__Problem description__
Reproduce the material in full, unchanged.
═══ Data extract ═══
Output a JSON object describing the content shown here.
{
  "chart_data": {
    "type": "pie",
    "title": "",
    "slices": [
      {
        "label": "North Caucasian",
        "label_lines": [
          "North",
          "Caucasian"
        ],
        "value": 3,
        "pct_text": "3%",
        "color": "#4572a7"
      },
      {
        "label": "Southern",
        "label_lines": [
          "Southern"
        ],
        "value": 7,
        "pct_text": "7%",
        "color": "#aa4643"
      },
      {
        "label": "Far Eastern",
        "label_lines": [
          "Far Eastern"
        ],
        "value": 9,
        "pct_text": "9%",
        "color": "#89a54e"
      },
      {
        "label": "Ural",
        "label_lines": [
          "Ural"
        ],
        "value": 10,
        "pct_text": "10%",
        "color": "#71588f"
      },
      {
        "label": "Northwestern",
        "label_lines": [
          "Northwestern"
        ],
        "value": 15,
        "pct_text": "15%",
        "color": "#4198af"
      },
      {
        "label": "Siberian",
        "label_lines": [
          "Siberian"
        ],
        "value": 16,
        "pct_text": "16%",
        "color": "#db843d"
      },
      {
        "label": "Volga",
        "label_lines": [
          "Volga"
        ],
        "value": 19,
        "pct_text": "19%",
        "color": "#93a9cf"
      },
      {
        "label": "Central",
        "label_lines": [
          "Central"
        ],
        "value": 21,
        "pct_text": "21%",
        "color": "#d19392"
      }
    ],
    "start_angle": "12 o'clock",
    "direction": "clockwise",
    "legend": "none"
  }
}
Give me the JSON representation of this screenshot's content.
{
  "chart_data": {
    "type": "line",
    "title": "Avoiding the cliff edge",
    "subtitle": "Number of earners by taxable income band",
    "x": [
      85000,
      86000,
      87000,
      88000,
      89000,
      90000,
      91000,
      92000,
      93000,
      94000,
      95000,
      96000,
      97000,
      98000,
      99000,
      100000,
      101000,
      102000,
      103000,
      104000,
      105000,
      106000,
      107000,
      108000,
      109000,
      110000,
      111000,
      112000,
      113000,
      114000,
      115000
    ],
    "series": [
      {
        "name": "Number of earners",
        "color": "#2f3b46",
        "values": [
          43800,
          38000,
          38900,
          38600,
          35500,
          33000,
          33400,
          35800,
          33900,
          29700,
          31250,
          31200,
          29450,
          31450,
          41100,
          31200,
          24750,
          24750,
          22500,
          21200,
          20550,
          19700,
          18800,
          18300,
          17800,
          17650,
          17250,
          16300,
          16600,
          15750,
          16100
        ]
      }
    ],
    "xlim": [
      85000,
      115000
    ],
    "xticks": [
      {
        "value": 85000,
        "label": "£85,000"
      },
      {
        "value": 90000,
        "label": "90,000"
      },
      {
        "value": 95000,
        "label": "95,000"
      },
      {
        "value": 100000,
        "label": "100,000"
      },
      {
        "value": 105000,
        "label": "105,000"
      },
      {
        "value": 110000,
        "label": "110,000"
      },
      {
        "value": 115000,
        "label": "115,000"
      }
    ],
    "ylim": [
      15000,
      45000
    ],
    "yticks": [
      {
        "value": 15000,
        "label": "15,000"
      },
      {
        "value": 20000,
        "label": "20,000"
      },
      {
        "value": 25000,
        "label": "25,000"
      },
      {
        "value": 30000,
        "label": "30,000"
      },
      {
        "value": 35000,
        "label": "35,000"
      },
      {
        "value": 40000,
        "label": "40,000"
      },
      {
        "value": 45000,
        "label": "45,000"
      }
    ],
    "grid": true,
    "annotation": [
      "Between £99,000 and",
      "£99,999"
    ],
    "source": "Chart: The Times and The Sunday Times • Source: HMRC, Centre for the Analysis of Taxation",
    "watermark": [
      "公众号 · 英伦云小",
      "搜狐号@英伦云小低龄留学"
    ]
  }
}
═══
__Reply__
Output a JSON object describing the content shown here.
{
  "chart_data": {
    "type": "pie",
    "title": "",
    "slices": [
      {
        "label": "North Caucasian",
        "label_lines": [
          "North",
          "Caucasian"
        ],
        "value": 3,
        "pct_text": "3%",
        "color": "#4572a7"
      },
      {
        "label": "Southern",
        "label_lines": [
          "Southern"
        ],
        "value": 7,
        "pct_text": "7%",
        "color": "#aa4643"
      },
      {
        "label": "Far Eastern",
        "label_lines": [
          "Far Eastern"
        ],
        "value": 9,
        "pct_text": "9%",
        "color": "#89a54e"
      },
      {
        "label": "Ural",
        "label_lines": [
          "Ural"
        ],
        "value": 10,
        "pct_text": "10%",
        "color": "#71588f"
      },
      {
        "label": "Northwestern",
        "label_lines": [
          "Northwestern"
        ],
        "value": 15,
        "pct_text": "15%",
        "color": "#4198af"
      },
      {
        "label": "Siberian",
        "label_lines": [
          "Siberian"
        ],
        "value": 16,
        "pct_text": "16%",
        "color": "#db843d"
      },
      {
        "label": "Volga",
        "label_lines": [
          "Volga"
        ],
        "value": 19,
        "pct_text": "19%",
        "color": "#93a9cf"
      },
      {
        "label": "Central",
        "label_lines": [
          "Central"
        ],
        "value": 21,
        "pct_text": "21%",
        "color": "#d19392"
      }
    ],
    "start_angle": "12 o'clock",
    "direction": "clockwise",
    "legend": "none"
  }
}
Give me the JSON representation of this screenshot's content.
{
  "chart_data": {
    "type": "line",
    "title": "Avoiding the cliff edge",
    "subtitle": "Number of earners by taxable income band",
    "x": [
      85000,
      86000,
      87000,
      88000,
      89000,
      90000,
      91000,
      92000,
      93000,
      94000,
      95000,
      96000,
      97000,
      98000,
      99000,
      100000,
      101000,
      102000,
      103000,
      104000,
      105000,
      106000,
      107000,
      108000,
      109000,
      110000,
      111000,
      112000,
      113000,
      114000,
      115000
    ],
    "series": [
      {
        "name": "Number of earners",
        "color": "#2f3b46",
        "values": [
          43800,
          38000,
          38900,
          38600,
          35500,
          33000,
          33400,
          35800,
          33900,
          29700,
          31250,
          31200,
          29450,
          31450,
          41100,
          31200,
          24750,
          24750,
          22500,
          21200,
          20550,
          19700,
          18800,
          18300,
          17800,
          17650,
          17250,
          16300,
          16600,
          15750,
          16100
        ]
      }
    ],
    "xlim": [
      85000,
      115000
    ],
    "xticks": [
      {
        "value": 85000,
        "label": "£85,000"
      },
      {
        "value": 90000,
        "label": "90,000"
      },
      {
        "value": 95000,
        "label": "95,000"
      },
      {
        "value": 100000,
        "label": "100,000"
      },
      {
        "value": 105000,
        "label": "105,000"
      },
      {
        "value": 110000,
        "label": "110,000"
      },
      {
        "value": 115000,
        "label": "115,000"
      }
    ],
    "ylim": [
      15000,
      45000
    ],
    "yticks": [
      {
        "value": 15000,
        "label": "15,000"
      },
      {
        "value": 20000,
        "label": "20,000"
      },
      {
        "value": 25000,
        "label": "25,000"
      },
      {
        "value": 30000,
        "label": "30,000"
      },
      {
        "value": 35000,
        "label": "35,000"
      },
      {
        "value": 40000,
        "label": "40,000"
      },
      {
        "value": 45000,
        "label": "45,000"
      }
    ],
    "grid": true,
    "annotation": [
      "Between £99,000 and",
      "£99,999"
    ],
    "source": "Chart: The Times and The Sunday Times • Source: HMRC, Centre for the Analysis of Taxation",
    "watermark": [
      "公众号 · 英伦云小",
      "搜狐号@英伦云小低龄留学"
    ]
  }
}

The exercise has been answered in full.